→ **Data shown**:
============================================================

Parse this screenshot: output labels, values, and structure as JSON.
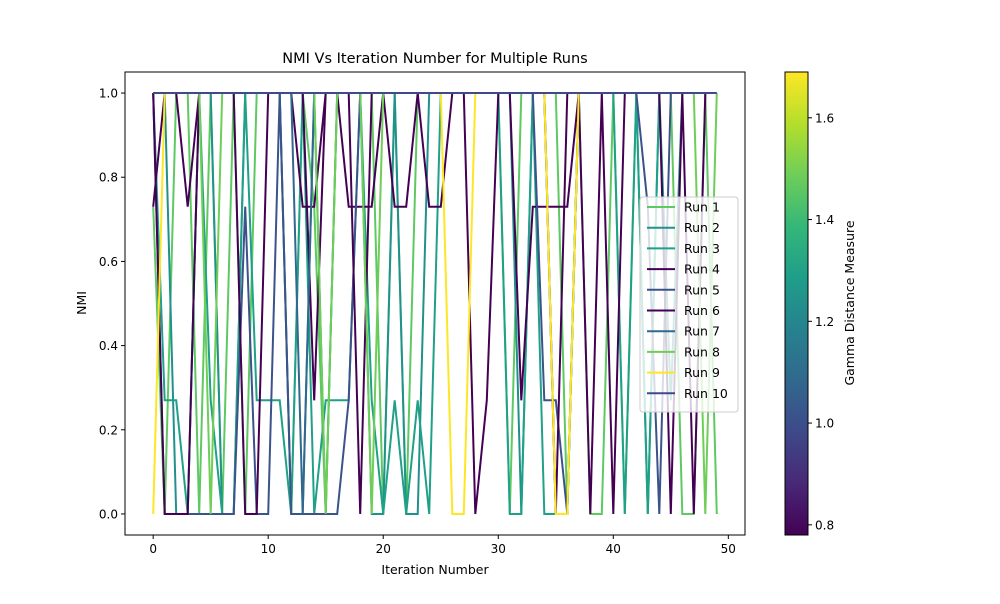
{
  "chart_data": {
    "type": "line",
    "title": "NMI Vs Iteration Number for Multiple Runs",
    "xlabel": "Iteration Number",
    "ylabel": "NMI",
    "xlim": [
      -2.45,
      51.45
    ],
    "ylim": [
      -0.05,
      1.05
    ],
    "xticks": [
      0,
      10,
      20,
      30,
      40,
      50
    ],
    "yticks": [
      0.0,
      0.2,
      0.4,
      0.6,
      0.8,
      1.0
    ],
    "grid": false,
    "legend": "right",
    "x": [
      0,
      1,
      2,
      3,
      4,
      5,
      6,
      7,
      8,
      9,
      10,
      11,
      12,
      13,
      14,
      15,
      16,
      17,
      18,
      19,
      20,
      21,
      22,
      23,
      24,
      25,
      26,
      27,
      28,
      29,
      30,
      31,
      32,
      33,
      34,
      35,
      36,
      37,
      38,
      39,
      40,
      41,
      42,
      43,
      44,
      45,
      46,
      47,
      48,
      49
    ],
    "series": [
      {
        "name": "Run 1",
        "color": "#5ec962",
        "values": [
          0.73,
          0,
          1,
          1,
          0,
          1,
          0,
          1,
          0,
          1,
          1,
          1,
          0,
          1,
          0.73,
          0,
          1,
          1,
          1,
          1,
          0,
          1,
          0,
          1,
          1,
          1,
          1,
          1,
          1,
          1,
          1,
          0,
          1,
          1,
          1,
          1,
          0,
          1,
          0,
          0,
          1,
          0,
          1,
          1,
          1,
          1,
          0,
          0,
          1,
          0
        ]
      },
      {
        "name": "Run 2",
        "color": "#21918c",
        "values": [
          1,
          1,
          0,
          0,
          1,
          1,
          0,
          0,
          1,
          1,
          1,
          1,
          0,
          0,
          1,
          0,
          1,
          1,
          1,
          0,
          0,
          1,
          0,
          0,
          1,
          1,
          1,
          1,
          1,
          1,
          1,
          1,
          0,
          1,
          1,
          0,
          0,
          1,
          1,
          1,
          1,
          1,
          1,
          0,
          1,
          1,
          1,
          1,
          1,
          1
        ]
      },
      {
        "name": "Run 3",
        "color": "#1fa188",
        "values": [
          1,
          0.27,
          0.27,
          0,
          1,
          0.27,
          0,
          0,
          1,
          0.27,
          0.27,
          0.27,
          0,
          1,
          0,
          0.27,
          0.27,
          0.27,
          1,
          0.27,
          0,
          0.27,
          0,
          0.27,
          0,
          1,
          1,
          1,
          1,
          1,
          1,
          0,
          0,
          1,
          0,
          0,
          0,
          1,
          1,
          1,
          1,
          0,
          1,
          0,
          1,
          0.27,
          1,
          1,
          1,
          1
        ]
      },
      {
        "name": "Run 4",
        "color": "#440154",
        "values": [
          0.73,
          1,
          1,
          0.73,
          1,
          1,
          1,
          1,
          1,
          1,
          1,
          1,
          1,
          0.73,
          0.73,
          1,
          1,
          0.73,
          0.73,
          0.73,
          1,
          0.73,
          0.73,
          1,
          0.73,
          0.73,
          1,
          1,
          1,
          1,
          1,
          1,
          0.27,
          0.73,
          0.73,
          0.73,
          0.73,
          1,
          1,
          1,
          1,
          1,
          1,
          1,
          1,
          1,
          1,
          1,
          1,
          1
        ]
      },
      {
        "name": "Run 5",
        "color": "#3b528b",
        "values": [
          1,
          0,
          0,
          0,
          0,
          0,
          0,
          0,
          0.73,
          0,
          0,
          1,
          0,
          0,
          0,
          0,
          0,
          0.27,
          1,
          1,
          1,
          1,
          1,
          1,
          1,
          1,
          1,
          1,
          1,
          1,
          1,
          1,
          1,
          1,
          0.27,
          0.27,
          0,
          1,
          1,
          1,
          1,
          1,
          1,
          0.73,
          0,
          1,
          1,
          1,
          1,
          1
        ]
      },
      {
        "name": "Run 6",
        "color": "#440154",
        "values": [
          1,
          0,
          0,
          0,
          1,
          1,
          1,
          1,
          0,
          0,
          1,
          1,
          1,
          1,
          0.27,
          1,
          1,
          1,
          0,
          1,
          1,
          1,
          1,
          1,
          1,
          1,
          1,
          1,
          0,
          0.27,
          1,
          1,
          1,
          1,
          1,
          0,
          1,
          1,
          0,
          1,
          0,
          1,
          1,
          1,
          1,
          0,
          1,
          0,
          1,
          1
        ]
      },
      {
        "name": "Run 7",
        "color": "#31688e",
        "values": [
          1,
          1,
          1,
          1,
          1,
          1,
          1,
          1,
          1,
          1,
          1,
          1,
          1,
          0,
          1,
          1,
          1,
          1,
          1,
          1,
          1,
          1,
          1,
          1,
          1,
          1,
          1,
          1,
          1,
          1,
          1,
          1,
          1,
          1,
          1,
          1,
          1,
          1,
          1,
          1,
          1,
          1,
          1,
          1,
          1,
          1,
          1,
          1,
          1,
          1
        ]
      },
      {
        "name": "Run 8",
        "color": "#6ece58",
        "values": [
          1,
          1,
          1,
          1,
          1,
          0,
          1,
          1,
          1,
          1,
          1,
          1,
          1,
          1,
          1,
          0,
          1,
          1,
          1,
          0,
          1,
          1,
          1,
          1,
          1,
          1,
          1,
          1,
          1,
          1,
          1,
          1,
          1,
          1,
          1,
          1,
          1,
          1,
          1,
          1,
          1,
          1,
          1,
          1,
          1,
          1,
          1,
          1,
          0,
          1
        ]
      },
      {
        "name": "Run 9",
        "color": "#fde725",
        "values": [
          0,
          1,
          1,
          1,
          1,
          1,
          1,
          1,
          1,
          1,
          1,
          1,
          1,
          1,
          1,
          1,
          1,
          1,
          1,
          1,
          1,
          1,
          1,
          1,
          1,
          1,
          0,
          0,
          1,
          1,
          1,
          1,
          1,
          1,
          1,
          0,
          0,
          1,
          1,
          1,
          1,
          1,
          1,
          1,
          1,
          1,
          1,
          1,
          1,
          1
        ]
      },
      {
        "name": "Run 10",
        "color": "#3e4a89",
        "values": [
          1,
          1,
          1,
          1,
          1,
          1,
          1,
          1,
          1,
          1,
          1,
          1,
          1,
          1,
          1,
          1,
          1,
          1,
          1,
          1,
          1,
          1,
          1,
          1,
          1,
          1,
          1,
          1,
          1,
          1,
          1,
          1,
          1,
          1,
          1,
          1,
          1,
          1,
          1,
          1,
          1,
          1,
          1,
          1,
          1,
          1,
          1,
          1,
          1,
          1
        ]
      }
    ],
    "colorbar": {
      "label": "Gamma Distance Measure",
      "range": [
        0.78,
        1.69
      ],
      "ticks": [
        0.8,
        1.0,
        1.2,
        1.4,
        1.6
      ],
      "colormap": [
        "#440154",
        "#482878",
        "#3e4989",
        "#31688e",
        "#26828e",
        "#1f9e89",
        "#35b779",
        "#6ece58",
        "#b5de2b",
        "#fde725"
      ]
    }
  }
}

============================================================

→ **Task directions**:
Copy every single line of the material above that holds "Iteration".

→ **Reply to the task**:
    "title": "NMI Vs Iteration Number for Multiple Runs",
    "xlabel": "Iteration Number",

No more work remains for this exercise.